▶ **Exercise objective**
For the data below, report the number of lines that contain the string "title" and nothing else.

▶ **Source records**

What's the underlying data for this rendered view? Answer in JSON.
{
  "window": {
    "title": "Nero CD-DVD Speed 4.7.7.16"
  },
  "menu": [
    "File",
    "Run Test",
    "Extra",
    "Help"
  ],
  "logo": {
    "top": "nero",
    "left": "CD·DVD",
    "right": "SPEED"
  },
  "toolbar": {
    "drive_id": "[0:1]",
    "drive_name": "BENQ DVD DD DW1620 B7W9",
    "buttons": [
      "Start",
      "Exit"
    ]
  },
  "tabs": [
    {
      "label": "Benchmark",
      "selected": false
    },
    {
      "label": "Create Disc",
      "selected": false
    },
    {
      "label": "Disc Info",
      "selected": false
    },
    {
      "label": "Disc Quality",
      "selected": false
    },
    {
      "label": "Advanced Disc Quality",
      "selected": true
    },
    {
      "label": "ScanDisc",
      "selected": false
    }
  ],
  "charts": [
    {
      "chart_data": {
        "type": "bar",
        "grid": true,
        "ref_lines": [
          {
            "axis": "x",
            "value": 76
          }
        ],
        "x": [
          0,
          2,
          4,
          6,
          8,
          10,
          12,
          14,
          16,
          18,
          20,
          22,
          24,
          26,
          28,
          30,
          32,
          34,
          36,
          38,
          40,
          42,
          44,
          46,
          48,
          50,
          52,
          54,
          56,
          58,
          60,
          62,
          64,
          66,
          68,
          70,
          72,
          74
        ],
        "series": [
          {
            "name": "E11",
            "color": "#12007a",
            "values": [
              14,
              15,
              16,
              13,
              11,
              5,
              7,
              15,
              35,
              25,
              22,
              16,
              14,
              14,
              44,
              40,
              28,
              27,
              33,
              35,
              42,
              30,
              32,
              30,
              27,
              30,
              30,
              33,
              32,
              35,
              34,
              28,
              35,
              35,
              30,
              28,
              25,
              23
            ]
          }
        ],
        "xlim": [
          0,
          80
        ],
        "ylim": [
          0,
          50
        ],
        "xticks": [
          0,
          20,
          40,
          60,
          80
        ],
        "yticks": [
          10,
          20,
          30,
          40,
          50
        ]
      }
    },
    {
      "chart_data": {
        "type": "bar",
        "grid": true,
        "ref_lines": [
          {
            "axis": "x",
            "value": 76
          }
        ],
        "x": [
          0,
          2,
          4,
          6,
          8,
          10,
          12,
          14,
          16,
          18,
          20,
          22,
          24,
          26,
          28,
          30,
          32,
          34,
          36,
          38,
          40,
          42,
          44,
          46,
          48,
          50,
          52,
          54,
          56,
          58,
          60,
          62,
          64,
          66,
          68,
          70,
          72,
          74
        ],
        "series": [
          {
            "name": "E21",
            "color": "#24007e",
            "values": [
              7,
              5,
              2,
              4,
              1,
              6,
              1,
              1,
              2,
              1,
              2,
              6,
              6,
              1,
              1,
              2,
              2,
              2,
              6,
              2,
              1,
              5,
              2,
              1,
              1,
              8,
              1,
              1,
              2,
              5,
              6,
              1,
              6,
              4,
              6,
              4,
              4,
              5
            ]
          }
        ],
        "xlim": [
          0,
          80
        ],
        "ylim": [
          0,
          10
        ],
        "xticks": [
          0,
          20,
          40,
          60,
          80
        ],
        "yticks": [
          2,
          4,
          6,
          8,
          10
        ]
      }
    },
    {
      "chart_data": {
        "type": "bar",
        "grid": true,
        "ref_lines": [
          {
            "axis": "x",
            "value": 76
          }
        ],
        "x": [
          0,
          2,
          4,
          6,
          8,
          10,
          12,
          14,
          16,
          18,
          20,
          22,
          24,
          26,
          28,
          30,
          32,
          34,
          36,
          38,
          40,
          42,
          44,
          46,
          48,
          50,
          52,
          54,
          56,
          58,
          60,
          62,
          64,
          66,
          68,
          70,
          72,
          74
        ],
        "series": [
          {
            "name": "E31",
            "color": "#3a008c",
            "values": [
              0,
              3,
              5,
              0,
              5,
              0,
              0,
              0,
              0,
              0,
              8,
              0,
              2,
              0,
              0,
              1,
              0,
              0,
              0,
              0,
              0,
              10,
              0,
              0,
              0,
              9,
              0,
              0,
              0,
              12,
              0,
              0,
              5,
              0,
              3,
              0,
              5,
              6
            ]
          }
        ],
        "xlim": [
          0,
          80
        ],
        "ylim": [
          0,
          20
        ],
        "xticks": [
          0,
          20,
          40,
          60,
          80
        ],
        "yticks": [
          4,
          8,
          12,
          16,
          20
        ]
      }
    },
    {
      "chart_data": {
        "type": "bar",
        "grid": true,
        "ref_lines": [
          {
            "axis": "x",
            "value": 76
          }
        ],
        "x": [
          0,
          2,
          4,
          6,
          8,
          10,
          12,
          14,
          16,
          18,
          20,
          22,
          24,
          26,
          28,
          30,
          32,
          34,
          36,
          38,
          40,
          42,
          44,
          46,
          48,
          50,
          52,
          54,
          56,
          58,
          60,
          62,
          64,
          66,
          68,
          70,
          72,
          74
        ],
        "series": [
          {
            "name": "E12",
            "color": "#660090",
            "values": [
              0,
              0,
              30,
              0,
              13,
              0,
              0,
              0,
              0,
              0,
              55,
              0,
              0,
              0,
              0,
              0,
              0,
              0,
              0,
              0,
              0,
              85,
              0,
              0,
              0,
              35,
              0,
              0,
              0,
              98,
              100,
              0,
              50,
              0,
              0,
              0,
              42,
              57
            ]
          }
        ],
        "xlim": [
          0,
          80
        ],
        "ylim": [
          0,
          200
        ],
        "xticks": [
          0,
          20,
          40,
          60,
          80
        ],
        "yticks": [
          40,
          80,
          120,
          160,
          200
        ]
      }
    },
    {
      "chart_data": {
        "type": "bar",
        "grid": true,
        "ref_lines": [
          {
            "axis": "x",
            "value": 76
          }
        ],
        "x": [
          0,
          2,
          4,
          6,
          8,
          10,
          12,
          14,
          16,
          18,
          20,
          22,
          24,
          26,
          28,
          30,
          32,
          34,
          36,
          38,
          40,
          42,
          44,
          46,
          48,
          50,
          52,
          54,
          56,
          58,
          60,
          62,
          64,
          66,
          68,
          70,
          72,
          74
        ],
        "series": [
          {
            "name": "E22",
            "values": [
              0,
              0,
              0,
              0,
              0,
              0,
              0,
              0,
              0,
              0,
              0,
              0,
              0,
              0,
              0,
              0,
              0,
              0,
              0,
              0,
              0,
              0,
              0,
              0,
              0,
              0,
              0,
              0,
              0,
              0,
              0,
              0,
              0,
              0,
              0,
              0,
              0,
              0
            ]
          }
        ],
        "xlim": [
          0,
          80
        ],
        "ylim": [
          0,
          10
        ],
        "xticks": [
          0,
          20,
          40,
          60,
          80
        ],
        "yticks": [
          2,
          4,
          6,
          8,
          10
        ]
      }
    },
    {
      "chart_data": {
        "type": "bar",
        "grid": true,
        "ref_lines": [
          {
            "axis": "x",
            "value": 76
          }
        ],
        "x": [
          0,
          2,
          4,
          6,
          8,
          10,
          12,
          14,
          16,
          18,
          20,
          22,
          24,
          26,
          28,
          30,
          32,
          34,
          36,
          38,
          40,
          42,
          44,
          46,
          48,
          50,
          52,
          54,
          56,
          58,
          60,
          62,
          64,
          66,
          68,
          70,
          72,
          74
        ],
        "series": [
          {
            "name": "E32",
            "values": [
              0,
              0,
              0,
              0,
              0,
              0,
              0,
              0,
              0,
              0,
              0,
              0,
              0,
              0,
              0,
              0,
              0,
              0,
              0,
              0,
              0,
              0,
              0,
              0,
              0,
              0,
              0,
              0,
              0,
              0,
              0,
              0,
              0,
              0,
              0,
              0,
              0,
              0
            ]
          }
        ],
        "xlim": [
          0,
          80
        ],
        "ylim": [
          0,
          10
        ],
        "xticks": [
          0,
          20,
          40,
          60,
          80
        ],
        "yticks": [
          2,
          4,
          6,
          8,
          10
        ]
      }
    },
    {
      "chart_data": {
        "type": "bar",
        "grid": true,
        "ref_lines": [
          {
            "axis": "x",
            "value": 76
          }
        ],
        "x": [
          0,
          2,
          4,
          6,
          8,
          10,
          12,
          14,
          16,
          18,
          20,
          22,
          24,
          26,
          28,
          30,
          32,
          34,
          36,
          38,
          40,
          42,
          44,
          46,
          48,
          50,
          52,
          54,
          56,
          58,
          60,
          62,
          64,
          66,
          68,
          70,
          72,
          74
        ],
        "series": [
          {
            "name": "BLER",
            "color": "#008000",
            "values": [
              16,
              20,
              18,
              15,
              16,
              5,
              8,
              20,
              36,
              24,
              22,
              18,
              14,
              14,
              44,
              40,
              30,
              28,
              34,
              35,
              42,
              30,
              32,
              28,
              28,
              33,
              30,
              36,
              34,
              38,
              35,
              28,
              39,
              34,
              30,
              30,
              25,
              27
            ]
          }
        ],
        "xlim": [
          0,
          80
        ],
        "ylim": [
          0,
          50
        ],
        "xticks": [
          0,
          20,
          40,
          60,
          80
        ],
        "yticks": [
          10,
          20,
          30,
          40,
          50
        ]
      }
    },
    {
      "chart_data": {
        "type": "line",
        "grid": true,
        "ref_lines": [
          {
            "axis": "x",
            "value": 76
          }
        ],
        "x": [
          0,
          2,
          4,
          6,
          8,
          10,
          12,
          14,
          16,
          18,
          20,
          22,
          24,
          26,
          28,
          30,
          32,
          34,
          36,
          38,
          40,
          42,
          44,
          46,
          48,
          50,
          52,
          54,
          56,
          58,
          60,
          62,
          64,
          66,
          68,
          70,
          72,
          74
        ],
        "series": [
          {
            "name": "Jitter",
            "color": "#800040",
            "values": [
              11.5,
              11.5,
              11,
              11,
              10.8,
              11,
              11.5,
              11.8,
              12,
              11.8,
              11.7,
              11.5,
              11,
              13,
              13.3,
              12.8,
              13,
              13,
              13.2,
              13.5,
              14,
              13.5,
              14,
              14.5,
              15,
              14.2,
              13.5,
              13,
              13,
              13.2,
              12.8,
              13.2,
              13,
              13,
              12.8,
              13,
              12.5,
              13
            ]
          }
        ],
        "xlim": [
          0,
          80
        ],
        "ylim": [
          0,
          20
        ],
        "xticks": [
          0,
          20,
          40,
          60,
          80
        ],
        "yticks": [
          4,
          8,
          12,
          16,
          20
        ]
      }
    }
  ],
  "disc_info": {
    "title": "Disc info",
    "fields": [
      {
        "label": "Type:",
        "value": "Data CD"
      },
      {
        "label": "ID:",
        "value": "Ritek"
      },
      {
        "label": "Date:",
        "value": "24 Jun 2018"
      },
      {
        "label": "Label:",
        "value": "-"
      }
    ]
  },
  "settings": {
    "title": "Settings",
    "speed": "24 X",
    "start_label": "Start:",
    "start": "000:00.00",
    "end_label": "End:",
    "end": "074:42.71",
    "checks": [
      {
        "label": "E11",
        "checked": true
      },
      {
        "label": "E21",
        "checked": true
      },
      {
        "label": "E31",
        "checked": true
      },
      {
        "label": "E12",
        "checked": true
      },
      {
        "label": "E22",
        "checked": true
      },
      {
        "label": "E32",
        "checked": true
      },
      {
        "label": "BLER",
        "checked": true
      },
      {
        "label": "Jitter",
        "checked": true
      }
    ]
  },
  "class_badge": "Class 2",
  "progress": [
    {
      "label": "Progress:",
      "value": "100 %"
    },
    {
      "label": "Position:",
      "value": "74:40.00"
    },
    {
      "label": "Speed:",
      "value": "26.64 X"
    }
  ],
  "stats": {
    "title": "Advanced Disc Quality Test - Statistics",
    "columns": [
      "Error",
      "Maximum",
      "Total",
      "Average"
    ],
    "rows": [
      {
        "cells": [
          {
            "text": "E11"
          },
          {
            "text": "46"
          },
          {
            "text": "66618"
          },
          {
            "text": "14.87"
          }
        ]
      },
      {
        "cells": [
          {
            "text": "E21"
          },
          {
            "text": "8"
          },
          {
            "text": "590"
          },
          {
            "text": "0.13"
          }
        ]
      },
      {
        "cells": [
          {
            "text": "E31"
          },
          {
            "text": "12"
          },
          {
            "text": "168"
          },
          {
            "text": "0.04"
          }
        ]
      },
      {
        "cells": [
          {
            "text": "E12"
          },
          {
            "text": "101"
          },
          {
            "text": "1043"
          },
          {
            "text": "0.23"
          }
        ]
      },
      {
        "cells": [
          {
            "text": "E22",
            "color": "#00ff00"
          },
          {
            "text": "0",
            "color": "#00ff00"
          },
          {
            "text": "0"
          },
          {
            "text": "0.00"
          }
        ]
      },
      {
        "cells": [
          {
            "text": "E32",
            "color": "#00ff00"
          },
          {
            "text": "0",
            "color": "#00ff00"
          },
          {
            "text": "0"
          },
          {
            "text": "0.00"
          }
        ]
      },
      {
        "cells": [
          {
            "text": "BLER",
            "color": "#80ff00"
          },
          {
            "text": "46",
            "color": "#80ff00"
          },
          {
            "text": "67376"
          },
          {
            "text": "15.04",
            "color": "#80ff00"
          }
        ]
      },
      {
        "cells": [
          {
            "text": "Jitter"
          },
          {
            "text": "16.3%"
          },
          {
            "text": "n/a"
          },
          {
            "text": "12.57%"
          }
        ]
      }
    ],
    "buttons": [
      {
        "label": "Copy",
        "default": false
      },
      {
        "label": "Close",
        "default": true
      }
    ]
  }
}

▶ **Expected answer**
4